* _Stated goal_:
Pictures stay out of the copy; set down each line of the listing below exactly.

* _Stored entries_:

• • • • •

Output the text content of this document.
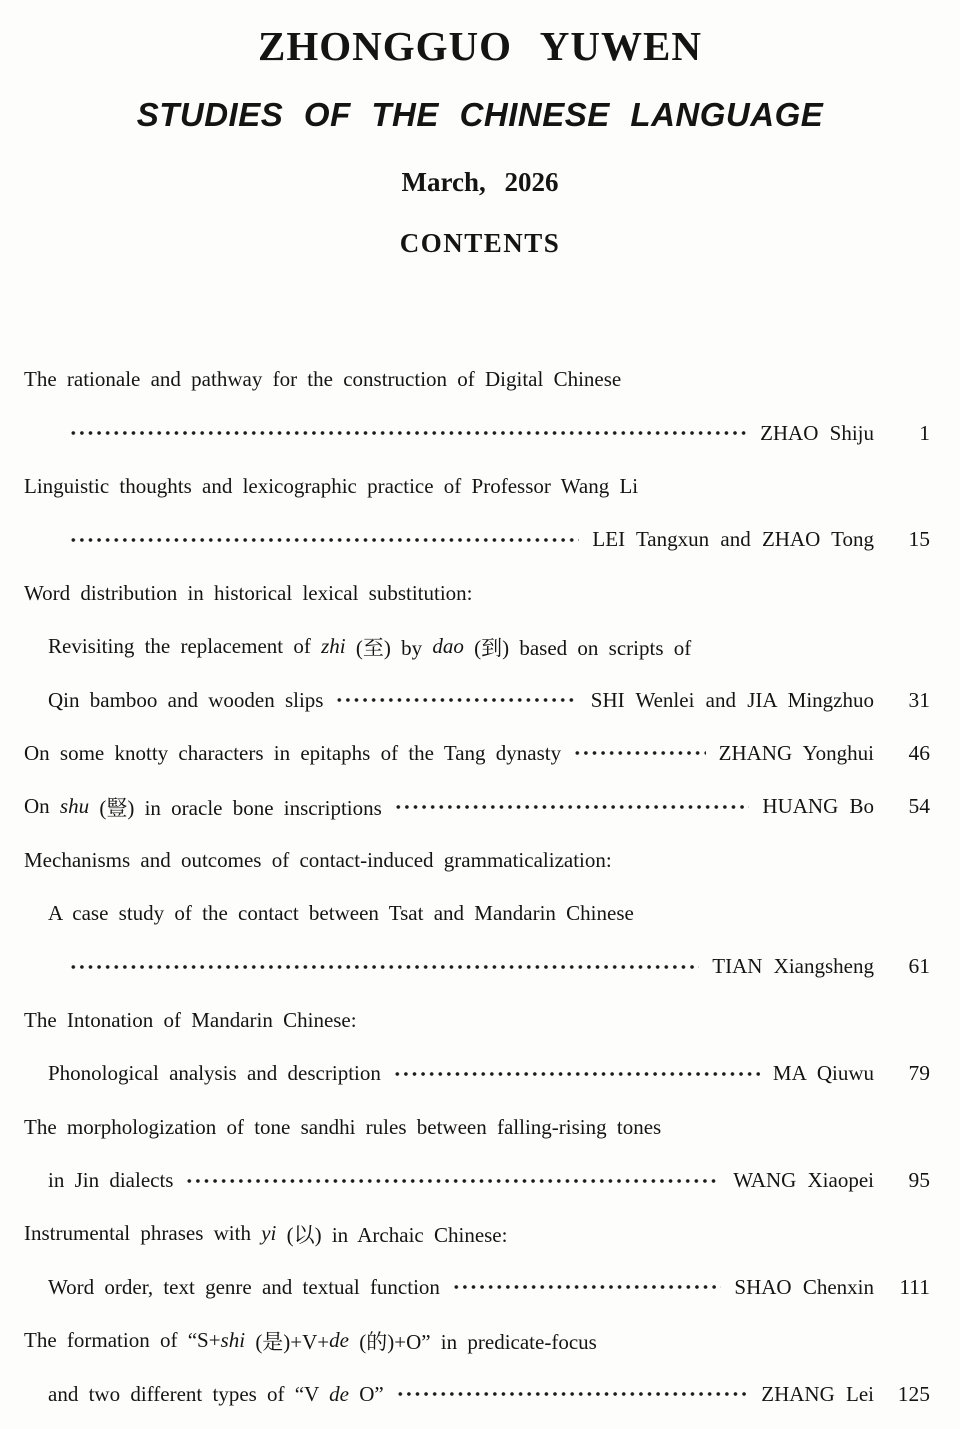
ZHONGGUO YUWEN
STUDIES OF THE CHINESE LANGUAGE
March, 2026
CONTENTS
The rationale and pathway for the construction of Digital Chinese
ZHAO Shiju	1
Linguistic thoughts and lexicographic practice of Professor Wang Li
LEI Tangxun and ZHAO Tong	15
Word distribution in historical lexical substitution:
Revisiting the replacement of zhi (至) by dao (到) based on scripts of
Qin bamboo and wooden slips	SHI Wenlei and JIA Mingzhuo	31
On some knotty characters in epitaphs of the Tang dynasty	ZHANG Yonghui	46
On shu (豎) in oracle bone inscriptions	HUANG Bo	54
Mechanisms and outcomes of contact-induced grammaticalization:
A case study of the contact between Tsat and Mandarin Chinese
TIAN Xiangsheng	61
The Intonation of Mandarin Chinese:
Phonological analysis and description	MA Qiuwu	79
The morphologization of tone sandhi rules between falling-rising tones
in Jin dialects	WANG Xiaopei	95
Instrumental phrases with yi (以) in Archaic Chinese:
Word order, text genre and textual function	SHAO Chenxin	111
The formation of “S+ shi (是)+V+ de (的)+O” in predicate-focus
and two different types of “V de O”	ZHANG Lei	125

• • • • •

* _Answer to the task_:
Output the text content of this document.
ZHONGGUO YUWEN
STUDIES OF THE CHINESE LANGUAGE
March, 2026
CONTENTS
The rationale and pathway for the construction of Digital Chinese
ZHAO Shiju	1
Linguistic thoughts and lexicographic practice of Professor Wang Li
LEI Tangxun and ZHAO Tong	15
Word distribution in historical lexical substitution:
Revisiting the replacement of zhi (至) by dao (到) based on scripts of
Qin bamboo and wooden slips	SHI Wenlei and JIA Mingzhuo	31
On some knotty characters in epitaphs of the Tang dynasty	ZHANG Yonghui	46
On shu (豎) in oracle bone inscriptions	HUANG Bo	54
Mechanisms and outcomes of contact-induced grammaticalization:
A case study of the contact between Tsat and Mandarin Chinese
TIAN Xiangsheng	61
The Intonation of Mandarin Chinese:
Phonological analysis and description	MA Qiuwu	79
The morphologization of tone sandhi rules between falling-rising tones
in Jin dialects	WANG Xiaopei	95
Instrumental phrases with yi (以) in Archaic Chinese:
Word order, text genre and textual function	SHAO Chenxin	111
The formation of “S+ shi (是)+V+ de (的)+O” in predicate-focus
and two different types of “V de O”	ZHANG Lei	125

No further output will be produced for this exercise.